=== MATERIAL TO PROCESS ===

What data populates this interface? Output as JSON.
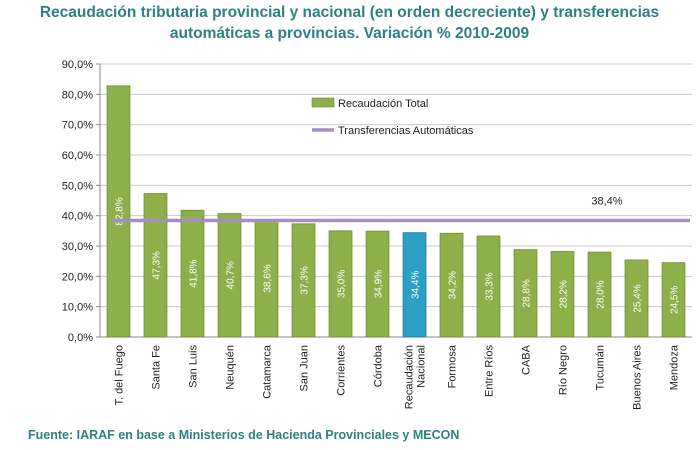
{
  "title_line1": "Recaudación tributaria provincial y nacional (en orden decreciente) y transferencias",
  "title_line2": "automáticas a provincias. Variación % 2010-2009",
  "source": "Fuente: IARAF en base a Ministerios de Hacienda Provinciales y MECON",
  "colors": {
    "bar": "#8db04a",
    "highlight": "#2e9fc4",
    "line": "#a58ec0",
    "title": "#2e7f86"
  },
  "chart_data": {
    "type": "bar",
    "categories": [
      "T. del Fuego",
      "Santa Fe",
      "San Luis",
      "Neuquén",
      "Catamarca",
      "San Juan",
      "Corrientes",
      "Córdoba",
      "Recaudación Nacional",
      "Formosa",
      "Entre Ríos",
      "CABA",
      "Río Negro",
      "Tucumán",
      "Buenos Aires",
      "Mendoza"
    ],
    "highlight_category": "Recaudación Nacional",
    "series": [
      {
        "name": "Recaudación Total",
        "values": [
          82.8,
          47.3,
          41.8,
          40.7,
          38.6,
          37.3,
          35.0,
          34.9,
          34.4,
          34.2,
          33.3,
          28.8,
          28.2,
          28.0,
          25.4,
          24.5
        ]
      }
    ],
    "value_labels": [
      "82,8%",
      "47,3%",
      "41,8%",
      "40,7%",
      "38,6%",
      "37,3%",
      "35,0%",
      "34,9%",
      "34,4%",
      "34,2%",
      "33,3%",
      "28,8%",
      "28,2%",
      "28,0%",
      "25,4%",
      "24,5%"
    ],
    "reference_line": {
      "name": "Transferencias Automáticas",
      "value": 38.4,
      "label": "38,4%"
    },
    "ylim": [
      0,
      90
    ],
    "yticks": [
      0,
      10,
      20,
      30,
      40,
      50,
      60,
      70,
      80,
      90
    ],
    "ytick_labels": [
      "0,0%",
      "10,0%",
      "20,0%",
      "30,0%",
      "40,0%",
      "50,0%",
      "60,0%",
      "70,0%",
      "80,0%",
      "90,0%"
    ],
    "grid": true,
    "legend_position": "top-center"
  }
}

===

[TASK DESCRIPTION]:
Reproduce every line above as written, skipping pictures.

[WORKED ANSWER]:
What data populates this interface? Output as JSON.
{
  "title_line1": "Recaudación tributaria provincial y nacional (en orden decreciente) y transferencias",
  "title_line2": "automáticas a provincias. Variación % 2010-2009",
  "source": "Fuente: IARAF en base a Ministerios de Hacienda Provinciales y MECON",
  "colors": {
    "bar": "#8db04a",
    "highlight": "#2e9fc4",
    "line": "#a58ec0",
    "title": "#2e7f86"
  },
  "chart_data": {
    "type": "bar",
    "categories": [
      "T. del Fuego",
      "Santa Fe",
      "San Luis",
      "Neuquén",
      "Catamarca",
      "San Juan",
      "Corrientes",
      "Córdoba",
      "Recaudación Nacional",
      "Formosa",
      "Entre Ríos",
      "CABA",
      "Río Negro",
      "Tucumán",
      "Buenos Aires",
      "Mendoza"
    ],
    "highlight_category": "Recaudación Nacional",
    "series": [
      {
        "name": "Recaudación Total",
        "values": [
          82.8,
          47.3,
          41.8,
          40.7,
          38.6,
          37.3,
          35.0,
          34.9,
          34.4,
          34.2,
          33.3,
          28.8,
          28.2,
          28.0,
          25.4,
          24.5
        ]
      }
    ],
    "value_labels": [
      "82,8%",
      "47,3%",
      "41,8%",
      "40,7%",
      "38,6%",
      "37,3%",
      "35,0%",
      "34,9%",
      "34,4%",
      "34,2%",
      "33,3%",
      "28,8%",
      "28,2%",
      "28,0%",
      "25,4%",
      "24,5%"
    ],
    "reference_line": {
      "name": "Transferencias Automáticas",
      "value": 38.4,
      "label": "38,4%"
    },
    "ylim": [
      0,
      90
    ],
    "yticks": [
      0,
      10,
      20,
      30,
      40,
      50,
      60,
      70,
      80,
      90
    ],
    "ytick_labels": [
      "0,0%",
      "10,0%",
      "20,0%",
      "30,0%",
      "40,0%",
      "50,0%",
      "60,0%",
      "70,0%",
      "80,0%",
      "90,0%"
    ],
    "grid": true,
    "legend_position": "top-center"
  }
}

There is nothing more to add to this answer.